[Text segment]
10th Jun 2024 - Edward Pinches

Two new drugs for diffuse large B-cell lymphoma have been made available by the Scottish Medicines Consortium (SMC) for use on the NHS in Scotland as a third-line treatment. Tepkinly (epcoritamab), and Columvi (glofitamab) are available for use in patients with relapsed or refractory DLBCL after two or more lines of systemic therapy.

Blood Cancer UK: Tepkinly and Columvi now available in Scotland

Previously, NICE approved Tepkinly and Columvi for use on the NHS in England and Wales for people with DLBCL who’s disease had not responded to at least two previous treatments.

DLBCL is a type of non-Hodgkin lymphoma, which develops in the lymphatic system. Around 5,500 people a year are diagnosed with this form of blood cancer in the UK. And for around 700 of those people, their disease won’t respond to two previous treatments.

Tepkinly is a drug, manufactured by Abbvie, while Columvi is manufactured by Roche. They are both bispecific antibodies designed to recognise and attach to the cancer cells and immune cells, so that the body’s immune system can destroy them.

Josh Hill, Blood Cancer UK’s Scottish policy officer said:
“Diffuse large B-cell lymphoma (DLBCL) is a type of blood cancer and while most people go into remission after standard treatment, some people can see their cancer return or stop responding to treatment."

Today’s decision by the SMC to approve epcoritamab and glofitamab for use on the NHS in Scotland is a welcome step for many."

- Josh Hill, Blood Cancer UK's Scottish Policy Officer

“Like many that experience blood cancer, people with relapsed or refractory DLBCL experience anxiety around the prospect of not responding to treatment or the cancer once again returning. Advances in bispecifics is set to be an active area of research and drug development in coming years.”

[Given information]

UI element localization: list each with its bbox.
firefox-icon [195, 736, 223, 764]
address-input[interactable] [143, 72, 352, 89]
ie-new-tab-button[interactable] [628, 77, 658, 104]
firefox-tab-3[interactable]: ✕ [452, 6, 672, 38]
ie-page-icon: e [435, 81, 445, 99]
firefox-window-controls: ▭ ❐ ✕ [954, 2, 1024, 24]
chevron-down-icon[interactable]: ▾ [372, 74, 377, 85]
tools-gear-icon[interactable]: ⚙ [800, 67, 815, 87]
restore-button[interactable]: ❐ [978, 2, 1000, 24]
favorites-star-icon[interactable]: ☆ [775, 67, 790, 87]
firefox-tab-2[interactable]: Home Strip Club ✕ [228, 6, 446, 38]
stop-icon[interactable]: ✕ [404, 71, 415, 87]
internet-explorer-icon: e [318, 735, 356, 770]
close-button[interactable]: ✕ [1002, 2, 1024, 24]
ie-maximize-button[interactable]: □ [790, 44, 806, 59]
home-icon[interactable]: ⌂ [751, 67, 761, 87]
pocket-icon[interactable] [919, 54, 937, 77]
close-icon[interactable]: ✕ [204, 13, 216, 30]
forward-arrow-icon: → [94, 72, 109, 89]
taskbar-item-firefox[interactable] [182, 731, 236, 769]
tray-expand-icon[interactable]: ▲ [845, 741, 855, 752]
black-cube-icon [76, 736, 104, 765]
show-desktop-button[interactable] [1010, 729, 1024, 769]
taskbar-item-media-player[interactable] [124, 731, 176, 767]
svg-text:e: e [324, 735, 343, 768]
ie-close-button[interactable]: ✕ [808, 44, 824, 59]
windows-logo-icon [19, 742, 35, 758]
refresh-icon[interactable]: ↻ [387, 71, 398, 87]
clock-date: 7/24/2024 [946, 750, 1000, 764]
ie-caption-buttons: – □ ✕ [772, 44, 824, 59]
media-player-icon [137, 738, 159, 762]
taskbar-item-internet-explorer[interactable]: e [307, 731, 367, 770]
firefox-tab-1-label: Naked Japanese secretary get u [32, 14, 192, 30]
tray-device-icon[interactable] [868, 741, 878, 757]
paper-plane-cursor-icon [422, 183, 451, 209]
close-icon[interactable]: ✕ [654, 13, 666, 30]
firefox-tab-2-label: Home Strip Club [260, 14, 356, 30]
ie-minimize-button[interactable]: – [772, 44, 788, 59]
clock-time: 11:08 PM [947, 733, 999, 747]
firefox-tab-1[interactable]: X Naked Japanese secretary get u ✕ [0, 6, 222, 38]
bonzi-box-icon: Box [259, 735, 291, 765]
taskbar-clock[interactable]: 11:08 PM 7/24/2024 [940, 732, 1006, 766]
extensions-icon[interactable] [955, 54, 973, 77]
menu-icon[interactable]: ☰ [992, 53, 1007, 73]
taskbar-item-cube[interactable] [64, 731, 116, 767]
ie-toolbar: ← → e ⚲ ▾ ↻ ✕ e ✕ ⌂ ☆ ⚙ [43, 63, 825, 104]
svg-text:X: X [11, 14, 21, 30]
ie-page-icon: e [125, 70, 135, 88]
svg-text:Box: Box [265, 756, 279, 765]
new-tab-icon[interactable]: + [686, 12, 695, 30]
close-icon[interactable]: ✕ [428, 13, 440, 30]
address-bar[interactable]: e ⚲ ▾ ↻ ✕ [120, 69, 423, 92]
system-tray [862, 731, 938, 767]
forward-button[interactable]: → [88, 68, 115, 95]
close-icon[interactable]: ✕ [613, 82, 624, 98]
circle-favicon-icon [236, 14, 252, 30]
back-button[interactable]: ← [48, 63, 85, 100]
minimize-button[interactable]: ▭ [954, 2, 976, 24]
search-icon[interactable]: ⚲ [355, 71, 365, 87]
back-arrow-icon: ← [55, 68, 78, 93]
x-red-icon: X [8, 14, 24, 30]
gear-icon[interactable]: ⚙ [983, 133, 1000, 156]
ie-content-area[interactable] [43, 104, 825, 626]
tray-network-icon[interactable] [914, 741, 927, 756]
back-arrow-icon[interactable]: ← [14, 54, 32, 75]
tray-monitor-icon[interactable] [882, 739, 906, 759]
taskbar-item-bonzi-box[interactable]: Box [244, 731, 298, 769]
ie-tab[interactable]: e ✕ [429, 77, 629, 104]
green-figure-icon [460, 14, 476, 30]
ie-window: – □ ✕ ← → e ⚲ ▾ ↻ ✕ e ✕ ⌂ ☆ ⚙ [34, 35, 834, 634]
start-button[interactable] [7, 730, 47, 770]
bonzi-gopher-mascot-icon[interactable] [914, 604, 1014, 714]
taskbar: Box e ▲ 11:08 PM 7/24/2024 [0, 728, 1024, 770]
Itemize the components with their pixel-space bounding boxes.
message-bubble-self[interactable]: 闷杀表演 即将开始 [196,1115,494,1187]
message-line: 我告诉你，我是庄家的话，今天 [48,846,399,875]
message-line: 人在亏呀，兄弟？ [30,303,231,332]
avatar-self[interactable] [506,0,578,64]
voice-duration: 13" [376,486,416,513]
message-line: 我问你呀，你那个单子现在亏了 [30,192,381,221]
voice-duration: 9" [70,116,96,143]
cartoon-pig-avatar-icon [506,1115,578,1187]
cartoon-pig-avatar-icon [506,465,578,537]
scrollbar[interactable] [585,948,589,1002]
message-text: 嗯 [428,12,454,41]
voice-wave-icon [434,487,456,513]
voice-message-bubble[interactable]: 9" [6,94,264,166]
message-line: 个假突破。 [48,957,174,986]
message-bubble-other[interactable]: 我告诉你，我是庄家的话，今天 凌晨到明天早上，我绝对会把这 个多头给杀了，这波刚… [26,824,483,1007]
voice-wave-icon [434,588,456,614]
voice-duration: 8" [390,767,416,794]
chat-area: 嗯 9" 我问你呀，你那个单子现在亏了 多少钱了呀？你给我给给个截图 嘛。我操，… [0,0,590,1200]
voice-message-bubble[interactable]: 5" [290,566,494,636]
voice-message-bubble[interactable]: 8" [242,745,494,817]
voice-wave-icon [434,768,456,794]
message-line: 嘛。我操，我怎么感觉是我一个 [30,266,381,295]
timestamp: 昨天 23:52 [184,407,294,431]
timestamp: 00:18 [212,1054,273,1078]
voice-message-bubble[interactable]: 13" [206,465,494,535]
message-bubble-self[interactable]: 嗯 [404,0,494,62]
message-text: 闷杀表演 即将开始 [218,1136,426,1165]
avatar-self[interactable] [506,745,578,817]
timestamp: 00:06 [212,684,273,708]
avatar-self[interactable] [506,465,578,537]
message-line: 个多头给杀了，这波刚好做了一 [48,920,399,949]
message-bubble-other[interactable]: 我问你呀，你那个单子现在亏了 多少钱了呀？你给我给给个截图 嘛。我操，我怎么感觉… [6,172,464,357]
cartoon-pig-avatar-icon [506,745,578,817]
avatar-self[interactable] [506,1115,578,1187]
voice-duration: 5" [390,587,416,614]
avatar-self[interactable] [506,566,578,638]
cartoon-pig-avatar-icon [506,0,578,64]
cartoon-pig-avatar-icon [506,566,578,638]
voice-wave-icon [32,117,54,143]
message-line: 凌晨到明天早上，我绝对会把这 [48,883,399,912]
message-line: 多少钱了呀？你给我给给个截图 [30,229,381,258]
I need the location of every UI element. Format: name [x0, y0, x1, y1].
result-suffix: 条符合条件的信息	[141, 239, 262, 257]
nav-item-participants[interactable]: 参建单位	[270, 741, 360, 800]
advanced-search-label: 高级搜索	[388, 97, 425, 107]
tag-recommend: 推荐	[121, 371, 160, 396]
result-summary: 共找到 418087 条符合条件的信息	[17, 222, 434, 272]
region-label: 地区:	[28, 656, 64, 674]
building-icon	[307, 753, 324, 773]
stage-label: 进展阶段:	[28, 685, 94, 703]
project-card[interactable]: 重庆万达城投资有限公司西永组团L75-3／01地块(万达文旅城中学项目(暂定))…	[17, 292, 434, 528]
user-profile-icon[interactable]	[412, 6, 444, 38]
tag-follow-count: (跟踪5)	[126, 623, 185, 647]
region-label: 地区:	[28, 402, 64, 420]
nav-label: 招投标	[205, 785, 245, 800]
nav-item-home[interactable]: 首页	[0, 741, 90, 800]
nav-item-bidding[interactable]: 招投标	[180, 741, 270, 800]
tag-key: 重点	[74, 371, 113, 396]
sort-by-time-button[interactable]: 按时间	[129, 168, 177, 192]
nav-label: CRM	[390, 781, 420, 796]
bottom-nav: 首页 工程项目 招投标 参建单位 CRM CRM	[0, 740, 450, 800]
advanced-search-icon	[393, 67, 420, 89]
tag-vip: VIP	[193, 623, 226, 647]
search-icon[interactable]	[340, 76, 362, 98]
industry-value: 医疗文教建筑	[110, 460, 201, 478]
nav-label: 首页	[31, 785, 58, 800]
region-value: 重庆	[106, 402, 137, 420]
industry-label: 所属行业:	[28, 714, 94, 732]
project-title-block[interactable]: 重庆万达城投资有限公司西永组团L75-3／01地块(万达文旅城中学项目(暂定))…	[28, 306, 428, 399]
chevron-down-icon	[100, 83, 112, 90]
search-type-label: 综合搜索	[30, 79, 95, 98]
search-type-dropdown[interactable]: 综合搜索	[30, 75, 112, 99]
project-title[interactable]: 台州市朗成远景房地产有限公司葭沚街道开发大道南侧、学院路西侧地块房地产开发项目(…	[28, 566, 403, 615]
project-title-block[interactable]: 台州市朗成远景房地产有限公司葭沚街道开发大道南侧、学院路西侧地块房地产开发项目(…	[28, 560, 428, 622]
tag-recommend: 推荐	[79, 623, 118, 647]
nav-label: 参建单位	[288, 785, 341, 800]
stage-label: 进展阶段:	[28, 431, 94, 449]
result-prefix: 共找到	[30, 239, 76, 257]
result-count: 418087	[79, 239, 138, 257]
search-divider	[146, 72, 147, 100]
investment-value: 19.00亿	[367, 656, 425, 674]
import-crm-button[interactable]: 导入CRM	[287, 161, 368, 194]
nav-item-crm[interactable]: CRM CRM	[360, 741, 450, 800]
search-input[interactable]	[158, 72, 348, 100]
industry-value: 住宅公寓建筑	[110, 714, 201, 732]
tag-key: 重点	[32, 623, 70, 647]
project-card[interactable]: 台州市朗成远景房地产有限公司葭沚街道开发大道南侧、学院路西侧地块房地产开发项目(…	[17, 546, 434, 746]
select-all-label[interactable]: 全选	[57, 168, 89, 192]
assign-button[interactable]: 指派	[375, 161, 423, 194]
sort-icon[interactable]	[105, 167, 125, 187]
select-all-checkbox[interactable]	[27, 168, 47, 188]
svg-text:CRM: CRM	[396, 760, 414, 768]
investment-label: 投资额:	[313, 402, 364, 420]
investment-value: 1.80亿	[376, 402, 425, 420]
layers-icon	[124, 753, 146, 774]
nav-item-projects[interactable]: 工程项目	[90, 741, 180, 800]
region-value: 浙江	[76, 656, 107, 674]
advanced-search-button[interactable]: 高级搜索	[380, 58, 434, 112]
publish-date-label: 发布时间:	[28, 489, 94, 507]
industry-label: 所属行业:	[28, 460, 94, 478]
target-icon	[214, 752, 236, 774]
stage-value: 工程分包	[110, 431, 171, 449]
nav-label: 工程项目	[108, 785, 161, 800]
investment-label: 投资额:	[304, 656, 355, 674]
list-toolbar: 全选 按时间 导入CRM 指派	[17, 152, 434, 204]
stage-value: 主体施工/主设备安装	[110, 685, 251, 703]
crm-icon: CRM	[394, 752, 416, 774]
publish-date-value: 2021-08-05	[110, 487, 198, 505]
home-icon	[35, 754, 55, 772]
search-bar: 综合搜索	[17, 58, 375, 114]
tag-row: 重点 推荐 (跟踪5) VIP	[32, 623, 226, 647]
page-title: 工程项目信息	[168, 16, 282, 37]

[Activities]
A. In the lymphoma drug article, which company makes Columvi?
B. Write out everything in the lymphoma drug article from "Tepkinly is a" down to "can destroy them.".
C. Render this sentence from the lymphoma drug article in Spanish: "DLBCL is a type of non-Hodgkin lymphoma, which develops in the lymphatic system."
The entries aren't needed for any of this work.

[Responses to the tasks]
A. Roche

B.
Tepkinly is a drug, manufactured by Abbvie, while Columvi is manufactured by Roche. They are both bispecific antibodies designed to recognise and attach to the cancer cells and immune cells, so that the body’s immune system can destroy them.

C. El DLBCL es un tipo de linfoma no Hodgkin que se desarrolla en el sistema linfático.